## Exercise details
Reproduce each of the following items word for word.

[START]

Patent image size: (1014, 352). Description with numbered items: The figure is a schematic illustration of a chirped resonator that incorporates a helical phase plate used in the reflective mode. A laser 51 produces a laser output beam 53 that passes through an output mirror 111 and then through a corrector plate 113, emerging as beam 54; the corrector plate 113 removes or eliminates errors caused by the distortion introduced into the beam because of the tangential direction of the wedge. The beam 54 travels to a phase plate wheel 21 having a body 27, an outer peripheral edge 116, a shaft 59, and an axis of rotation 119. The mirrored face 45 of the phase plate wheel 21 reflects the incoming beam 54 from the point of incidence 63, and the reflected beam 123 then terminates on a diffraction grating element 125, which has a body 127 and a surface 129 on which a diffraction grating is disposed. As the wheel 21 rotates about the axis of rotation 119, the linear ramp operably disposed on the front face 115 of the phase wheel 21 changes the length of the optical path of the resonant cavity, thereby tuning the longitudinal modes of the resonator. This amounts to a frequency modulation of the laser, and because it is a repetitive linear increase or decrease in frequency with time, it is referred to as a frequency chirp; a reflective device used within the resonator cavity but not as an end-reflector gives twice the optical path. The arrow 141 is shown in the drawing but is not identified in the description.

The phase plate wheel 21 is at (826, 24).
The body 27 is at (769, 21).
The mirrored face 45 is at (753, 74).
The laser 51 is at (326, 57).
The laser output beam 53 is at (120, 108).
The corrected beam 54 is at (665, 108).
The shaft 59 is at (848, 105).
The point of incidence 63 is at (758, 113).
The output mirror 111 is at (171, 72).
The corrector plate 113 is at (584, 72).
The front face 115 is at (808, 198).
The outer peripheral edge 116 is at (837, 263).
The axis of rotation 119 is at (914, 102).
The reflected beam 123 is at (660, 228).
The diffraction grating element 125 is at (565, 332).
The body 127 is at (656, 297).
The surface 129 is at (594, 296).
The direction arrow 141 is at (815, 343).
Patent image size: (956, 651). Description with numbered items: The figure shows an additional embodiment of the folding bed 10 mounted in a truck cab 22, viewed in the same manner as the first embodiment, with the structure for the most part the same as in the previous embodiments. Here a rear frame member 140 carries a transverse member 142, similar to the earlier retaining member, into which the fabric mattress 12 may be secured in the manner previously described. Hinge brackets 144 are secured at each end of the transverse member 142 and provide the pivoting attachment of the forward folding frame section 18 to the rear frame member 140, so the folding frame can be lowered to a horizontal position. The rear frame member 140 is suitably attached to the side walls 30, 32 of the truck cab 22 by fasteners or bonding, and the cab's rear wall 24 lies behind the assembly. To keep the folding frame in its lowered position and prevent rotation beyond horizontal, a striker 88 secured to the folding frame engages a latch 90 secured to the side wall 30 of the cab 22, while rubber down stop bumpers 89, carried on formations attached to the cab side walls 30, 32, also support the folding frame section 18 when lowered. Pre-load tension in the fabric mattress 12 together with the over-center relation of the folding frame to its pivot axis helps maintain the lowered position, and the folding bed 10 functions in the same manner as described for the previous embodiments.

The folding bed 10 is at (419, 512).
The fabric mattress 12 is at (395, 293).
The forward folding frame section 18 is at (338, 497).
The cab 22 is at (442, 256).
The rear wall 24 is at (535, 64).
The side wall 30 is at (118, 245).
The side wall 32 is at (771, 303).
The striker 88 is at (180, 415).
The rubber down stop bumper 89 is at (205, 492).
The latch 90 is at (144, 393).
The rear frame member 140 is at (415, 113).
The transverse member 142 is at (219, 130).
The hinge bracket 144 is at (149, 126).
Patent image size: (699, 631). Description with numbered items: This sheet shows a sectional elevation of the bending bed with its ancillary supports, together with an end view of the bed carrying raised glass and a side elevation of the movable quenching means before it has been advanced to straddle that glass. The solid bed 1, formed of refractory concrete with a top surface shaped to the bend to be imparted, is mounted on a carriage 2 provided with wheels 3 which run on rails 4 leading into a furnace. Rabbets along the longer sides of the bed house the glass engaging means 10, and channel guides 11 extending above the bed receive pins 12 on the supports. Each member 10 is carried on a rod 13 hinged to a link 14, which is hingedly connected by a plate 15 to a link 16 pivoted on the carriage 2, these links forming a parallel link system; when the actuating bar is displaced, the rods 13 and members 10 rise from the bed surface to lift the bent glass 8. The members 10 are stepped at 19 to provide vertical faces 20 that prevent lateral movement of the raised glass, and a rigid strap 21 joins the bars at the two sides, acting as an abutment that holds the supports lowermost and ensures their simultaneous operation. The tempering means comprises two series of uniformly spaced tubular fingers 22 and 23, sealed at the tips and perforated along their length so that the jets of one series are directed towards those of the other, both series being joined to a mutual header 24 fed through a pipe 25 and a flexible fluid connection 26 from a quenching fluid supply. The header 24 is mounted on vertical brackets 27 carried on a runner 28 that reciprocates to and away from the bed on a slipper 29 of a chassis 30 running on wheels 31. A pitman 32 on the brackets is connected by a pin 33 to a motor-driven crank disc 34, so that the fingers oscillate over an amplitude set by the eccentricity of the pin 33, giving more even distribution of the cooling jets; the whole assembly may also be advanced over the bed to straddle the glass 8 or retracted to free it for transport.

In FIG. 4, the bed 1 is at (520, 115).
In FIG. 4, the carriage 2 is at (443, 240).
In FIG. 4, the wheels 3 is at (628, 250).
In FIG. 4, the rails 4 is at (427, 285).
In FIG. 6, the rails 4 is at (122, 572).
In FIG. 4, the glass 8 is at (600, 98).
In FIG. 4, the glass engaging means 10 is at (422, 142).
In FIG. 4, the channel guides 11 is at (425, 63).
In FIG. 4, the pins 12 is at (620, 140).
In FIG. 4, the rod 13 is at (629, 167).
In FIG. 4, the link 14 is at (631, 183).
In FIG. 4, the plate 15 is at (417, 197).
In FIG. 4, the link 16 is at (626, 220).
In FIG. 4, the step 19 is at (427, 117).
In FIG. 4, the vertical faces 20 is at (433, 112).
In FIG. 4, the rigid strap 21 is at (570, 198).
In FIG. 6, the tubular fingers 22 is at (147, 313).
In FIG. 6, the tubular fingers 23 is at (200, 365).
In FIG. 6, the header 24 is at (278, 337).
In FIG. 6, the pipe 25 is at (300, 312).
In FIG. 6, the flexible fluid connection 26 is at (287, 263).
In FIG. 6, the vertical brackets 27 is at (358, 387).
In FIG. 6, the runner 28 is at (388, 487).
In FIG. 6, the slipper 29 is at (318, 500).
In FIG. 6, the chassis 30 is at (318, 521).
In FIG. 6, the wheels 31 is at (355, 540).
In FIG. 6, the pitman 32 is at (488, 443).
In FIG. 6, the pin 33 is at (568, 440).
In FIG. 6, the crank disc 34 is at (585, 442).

[END]

## Task solution
Patent image size: (1014, 352). Description with numbered items: The figure is a schematic illustration of a chirped resonator that incorporates a helical phase plate used in the reflective mode. A laser 51 produces a laser output beam 53 that passes through an output mirror 111 and then through a corrector plate 113, emerging as beam 54; the corrector plate 113 removes or eliminates errors caused by the distortion introduced into the beam because of the tangential direction of the wedge. The beam 54 travels to a phase plate wheel 21 having a body 27, an outer peripheral edge 116, a shaft 59, and an axis of rotation 119. The mirrored face 45 of the phase plate wheel 21 reflects the incoming beam 54 from the point of incidence 63, and the reflected beam 123 then terminates on a diffraction grating element 125, which has a body 127 and a surface 129 on which a diffraction grating is disposed. As the wheel 21 rotates about the axis of rotation 119, the linear ramp operably disposed on the front face 115 of the phase wheel 21 changes the length of the optical path of the resonant cavity, thereby tuning the longitudinal modes of the resonator. This amounts to a frequency modulation of the laser, and because it is a repetitive linear increase or decrease in frequency with time, it is referred to as a frequency chirp; a reflective device used within the resonator cavity but not as an end-reflector gives twice the optical path. The arrow 141 is shown in the drawing but is not identified in the description.

The phase plate wheel 21 is at (826, 24).
The body 27 is at (769, 21).
The mirrored face 45 is at (753, 74).
The laser 51 is at (326, 57).
The laser output beam 53 is at (120, 108).
The corrected beam 54 is at (665, 108).
The shaft 59 is at (848, 105).
The point of incidence 63 is at (758, 113).
The output mirror 111 is at (171, 72).
The corrector plate 113 is at (584, 72).
The front face 115 is at (808, 198).
The outer peripheral edge 116 is at (837, 263).
The axis of rotation 119 is at (914, 102).
The reflected beam 123 is at (660, 228).
The diffraction grating element 125 is at (565, 332).
The body 127 is at (656, 297).
The surface 129 is at (594, 296).
The direction arrow 141 is at (815, 343).
Patent image size: (956, 651). Description with numbered items: The figure shows an additional embodiment of the folding bed 10 mounted in a truck cab 22, viewed in the same manner as the first embodiment, with the structure for the most part the same as in the previous embodiments. Here a rear frame member 140 carries a transverse member 142, similar to the earlier retaining member, into which the fabric mattress 12 may be secured in the manner previously described. Hinge brackets 144 are secured at each end of the transverse member 142 and provide the pivoting attachment of the forward folding frame section 18 to the rear frame member 140, so the folding frame can be lowered to a horizontal position. The rear frame member 140 is suitably attached to the side walls 30, 32 of the truck cab 22 by fasteners or bonding, and the cab's rear wall 24 lies behind the assembly. To keep the folding frame in its lowered position and prevent rotation beyond horizontal, a striker 88 secured to the folding frame engages a latch 90 secured to the side wall 30 of the cab 22, while rubber down stop bumpers 89, carried on formations attached to the cab side walls 30, 32, also support the folding frame section 18 when lowered. Pre-load tension in the fabric mattress 12 together with the over-center relation of the folding frame to its pivot axis helps maintain the lowered position, and the folding bed 10 functions in the same manner as described for the previous embodiments.

The folding bed 10 is at (419, 512).
The fabric mattress 12 is at (395, 293).
The forward folding frame section 18 is at (338, 497).
The cab 22 is at (442, 256).
The rear wall 24 is at (535, 64).
The side wall 30 is at (118, 245).
The side wall 32 is at (771, 303).
The striker 88 is at (180, 415).
The rubber down stop bumper 89 is at (205, 492).
The latch 90 is at (144, 393).
The rear frame member 140 is at (415, 113).
The transverse member 142 is at (219, 130).
The hinge bracket 144 is at (149, 126).
Patent image size: (699, 631). Description with numbered items: This sheet shows a sectional elevation of the bending bed with its ancillary supports, together with an end view of the bed carrying raised glass and a side elevation of the movable quenching means before it has been advanced to straddle that glass. The solid bed 1, formed of refractory concrete with a top surface shaped to the bend to be imparted, is mounted on a carriage 2 provided with wheels 3 which run on rails 4 leading into a furnace. Rabbets along the longer sides of the bed house the glass engaging means 10, and channel guides 11 extending above the bed receive pins 12 on the supports. Each member 10 is carried on a rod 13 hinged to a link 14, which is hingedly connected by a plate 15 to a link 16 pivoted on the carriage 2, these links forming a parallel link system; when the actuating bar is displaced, the rods 13 and members 10 rise from the bed surface to lift the bent glass 8. The members 10 are stepped at 19 to provide vertical faces 20 that prevent lateral movement of the raised glass, and a rigid strap 21 joins the bars at the two sides, acting as an abutment that holds the supports lowermost and ensures their simultaneous operation. The tempering means comprises two series of uniformly spaced tubular fingers 22 and 23, sealed at the tips and perforated along their length so that the jets of one series are directed towards those of the other, both series being joined to a mutual header 24 fed through a pipe 25 and a flexible fluid connection 26 from a quenching fluid supply. The header 24 is mounted on vertical brackets 27 carried on a runner 28 that reciprocates to and away from the bed on a slipper 29 of a chassis 30 running on wheels 31. A pitman 32 on the brackets is connected by a pin 33 to a motor-driven crank disc 34, so that the fingers oscillate over an amplitude set by the eccentricity of the pin 33, giving more even distribution of the cooling jets; the whole assembly may also be advanced over the bed to straddle the glass 8 or retracted to free it for transport.

In FIG. 4, the bed 1 is at (520, 115).
In FIG. 4, the carriage 2 is at (443, 240).
In FIG. 4, the wheels 3 is at (628, 250).
In FIG. 4, the rails 4 is at (427, 285).
In FIG. 6, the rails 4 is at (122, 572).
In FIG. 4, the glass 8 is at (600, 98).
In FIG. 4, the glass engaging means 10 is at (422, 142).
In FIG. 4, the channel guides 11 is at (425, 63).
In FIG. 4, the pins 12 is at (620, 140).
In FIG. 4, the rod 13 is at (629, 167).
In FIG. 4, the link 14 is at (631, 183).
In FIG. 4, the plate 15 is at (417, 197).
In FIG. 4, the link 16 is at (626, 220).
In FIG. 4, the step 19 is at (427, 117).
In FIG. 4, the vertical faces 20 is at (433, 112).
In FIG. 4, the rigid strap 21 is at (570, 198).
In FIG. 6, the tubular fingers 22 is at (147, 313).
In FIG. 6, the tubular fingers 23 is at (200, 365).
In FIG. 6, the header 24 is at (278, 337).
In FIG. 6, the pipe 25 is at (300, 312).
In FIG. 6, the flexible fluid connection 26 is at (287, 263).
In FIG. 6, the vertical brackets 27 is at (358, 387).
In FIG. 6, the runner 28 is at (388, 487).
In FIG. 6, the slipper 29 is at (318, 500).
In FIG. 6, the chassis 30 is at (318, 521).
In FIG. 6, the wheels 31 is at (355, 540).
In FIG. 6, the pitman 32 is at (488, 443).
In FIG. 6, the pin 33 is at (568, 440).
In FIG. 6, the crank disc 34 is at (585, 442).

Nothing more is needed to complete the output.